▸ **WRITTEN PROBLEM**:
Write the entries below out again exactly; any picture in them stays out.

◆ ◆ ◆ ◆

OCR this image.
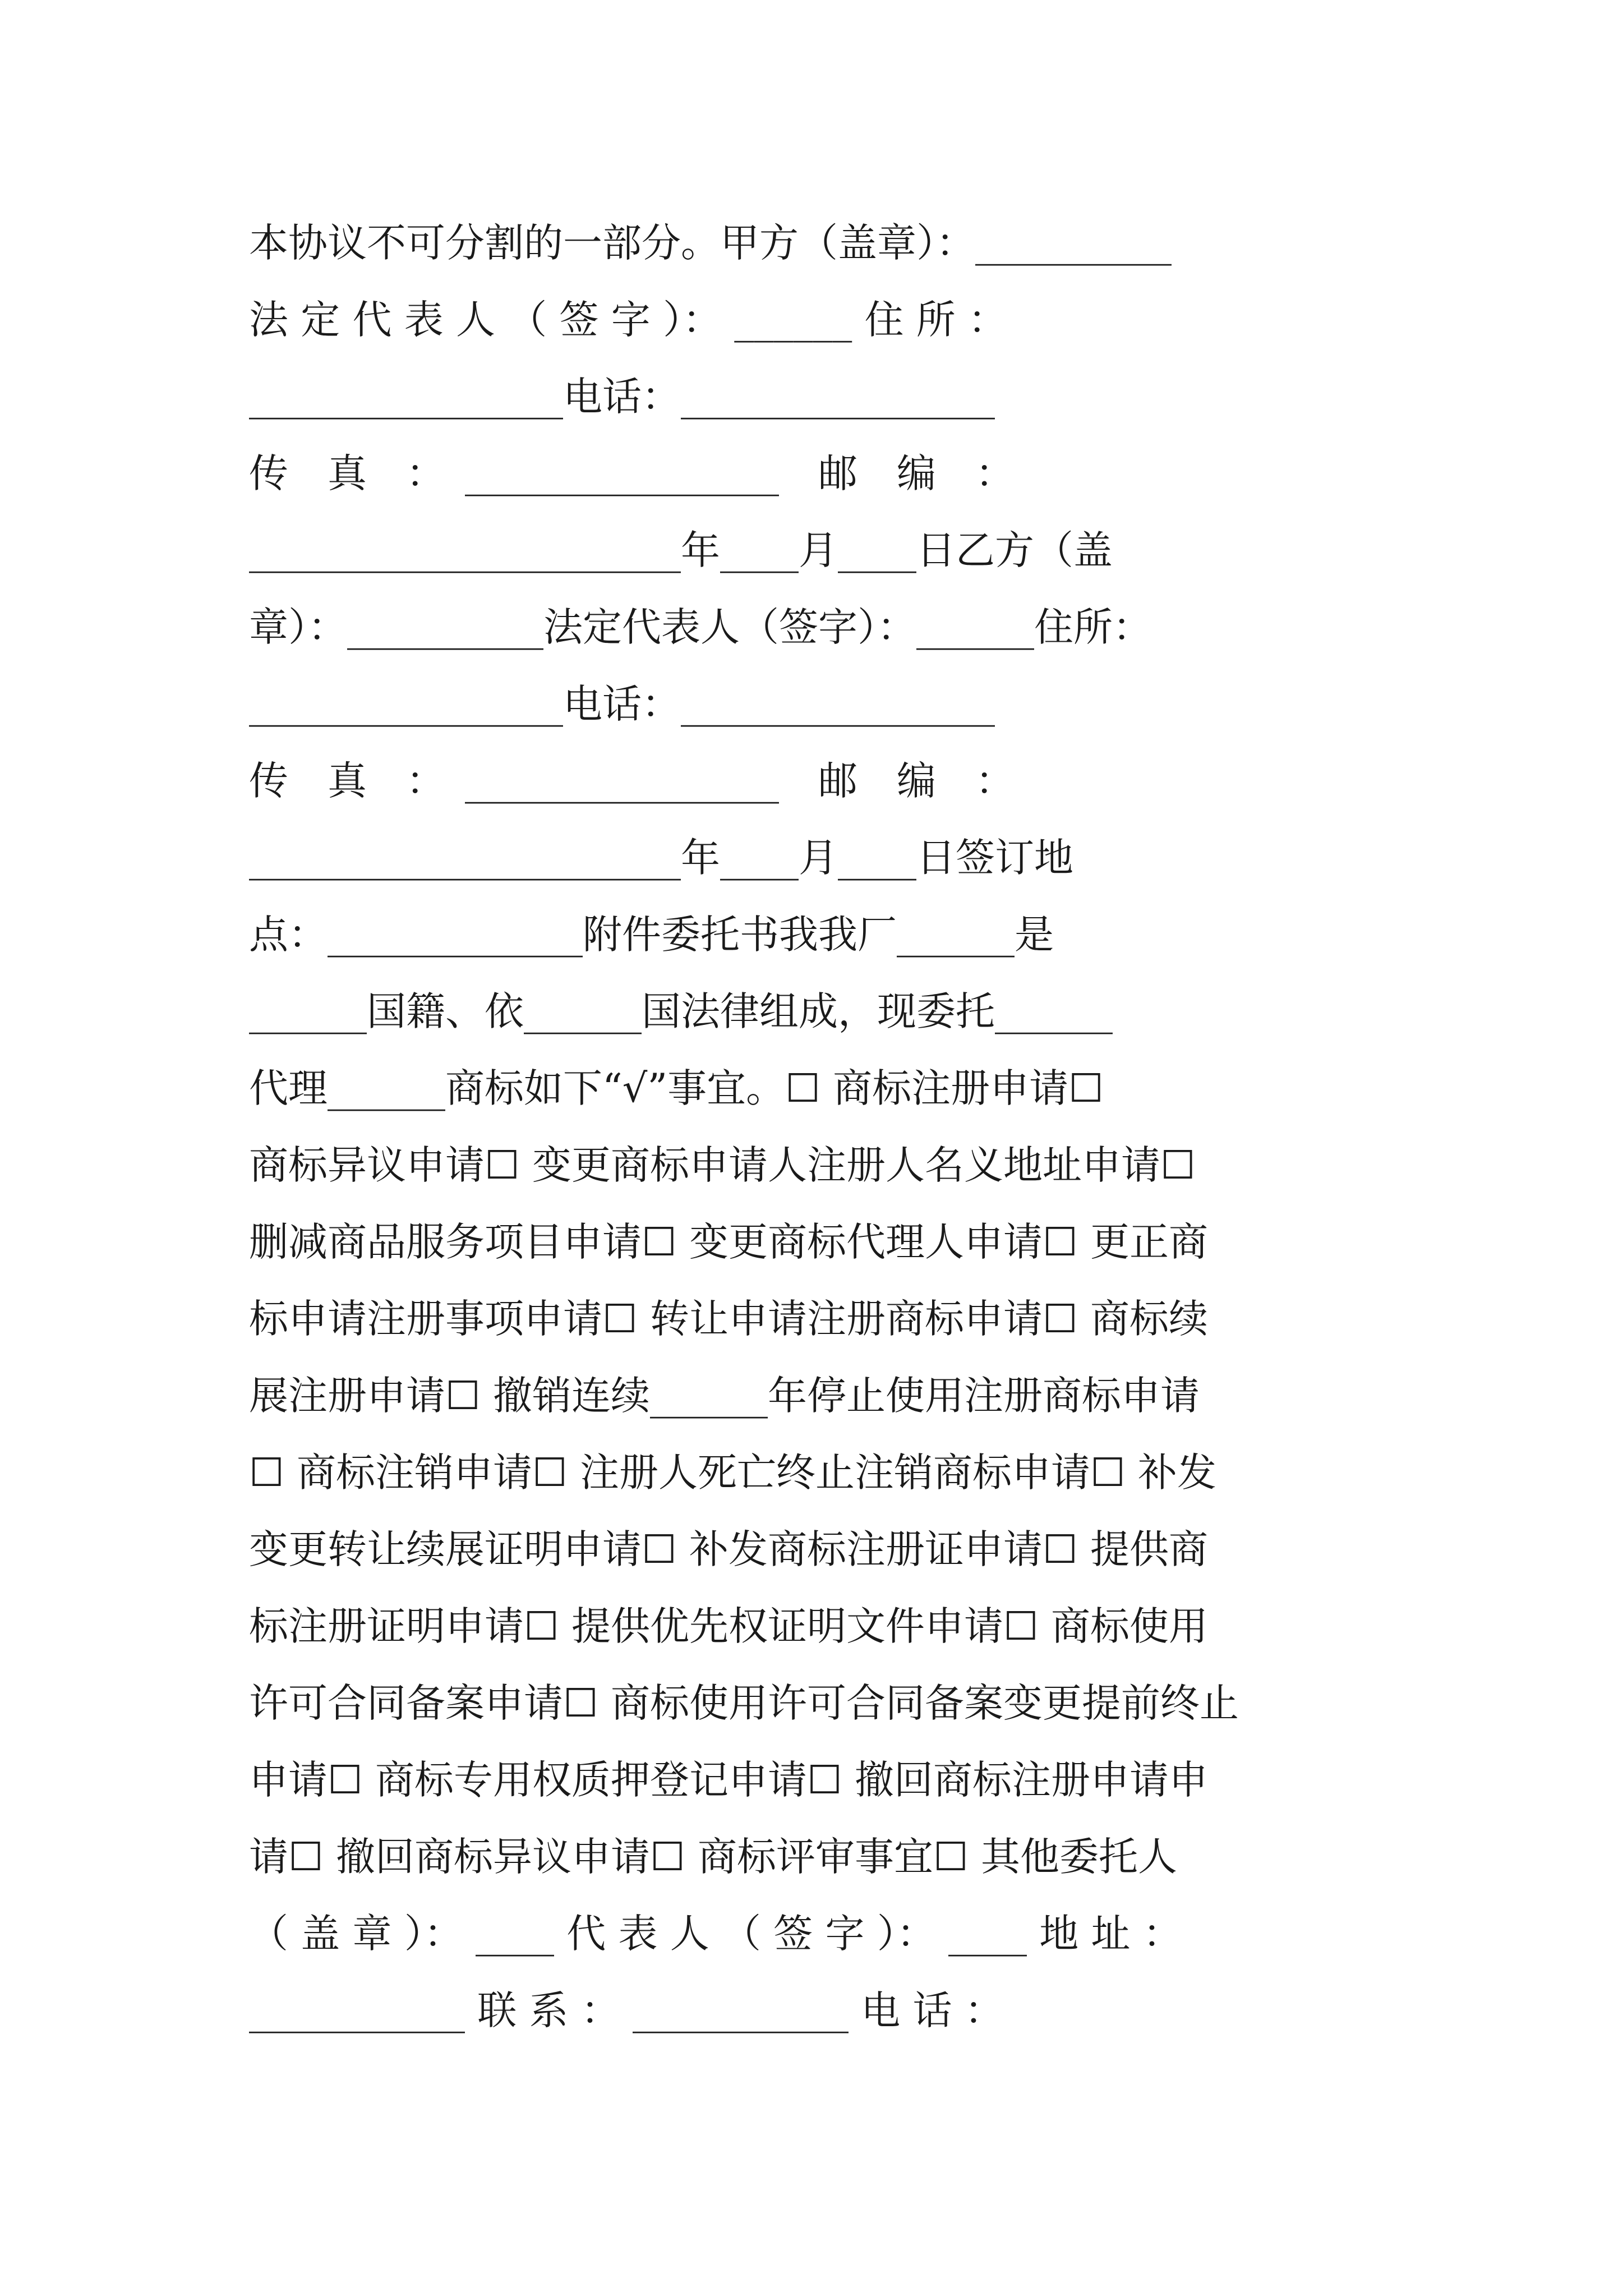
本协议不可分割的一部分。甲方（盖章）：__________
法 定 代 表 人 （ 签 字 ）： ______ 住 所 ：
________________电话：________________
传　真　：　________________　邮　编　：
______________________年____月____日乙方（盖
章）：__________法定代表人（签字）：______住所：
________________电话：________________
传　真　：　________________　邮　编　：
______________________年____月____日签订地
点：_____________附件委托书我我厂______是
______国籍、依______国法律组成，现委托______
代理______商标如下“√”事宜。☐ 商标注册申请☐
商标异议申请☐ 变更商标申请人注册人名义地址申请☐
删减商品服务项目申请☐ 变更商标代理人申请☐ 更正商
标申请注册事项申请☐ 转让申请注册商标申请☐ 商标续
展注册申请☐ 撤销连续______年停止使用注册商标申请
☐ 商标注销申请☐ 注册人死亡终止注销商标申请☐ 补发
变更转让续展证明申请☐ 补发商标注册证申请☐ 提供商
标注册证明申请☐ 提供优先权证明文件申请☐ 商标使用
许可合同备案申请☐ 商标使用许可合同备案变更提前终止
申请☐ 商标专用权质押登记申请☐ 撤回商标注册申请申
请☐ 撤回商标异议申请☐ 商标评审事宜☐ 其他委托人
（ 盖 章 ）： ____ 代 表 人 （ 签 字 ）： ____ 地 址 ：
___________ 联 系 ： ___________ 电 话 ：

◆ ◆ ◆ ◆

▸ **RESULT**:
OCR this image.
本协议不可分割的一部分。甲方（盖章）：__________
法 定 代 表 人 （ 签 字 ）： ______ 住 所 ：
________________电话：________________
传　真　：　________________　邮　编　：
______________________年____月____日乙方（盖
章）：__________法定代表人（签字）：______住所：
________________电话：________________
传　真　：　________________　邮　编　：
______________________年____月____日签订地
点：_____________附件委托书我我厂______是
______国籍、依______国法律组成，现委托______
代理______商标如下“√”事宜。☐ 商标注册申请☐
商标异议申请☐ 变更商标申请人注册人名义地址申请☐
删减商品服务项目申请☐ 变更商标代理人申请☐ 更正商
标申请注册事项申请☐ 转让申请注册商标申请☐ 商标续
展注册申请☐ 撤销连续______年停止使用注册商标申请
☐ 商标注销申请☐ 注册人死亡终止注销商标申请☐ 补发
变更转让续展证明申请☐ 补发商标注册证申请☐ 提供商
标注册证明申请☐ 提供优先权证明文件申请☐ 商标使用
许可合同备案申请☐ 商标使用许可合同备案变更提前终止
申请☐ 商标专用权质押登记申请☐ 撤回商标注册申请申
请☐ 撤回商标异议申请☐ 商标评审事宜☐ 其他委托人
（ 盖 章 ）： ____ 代 表 人 （ 签 字 ）： ____ 地 址 ：
___________ 联 系 ： ___________ 电 话 ：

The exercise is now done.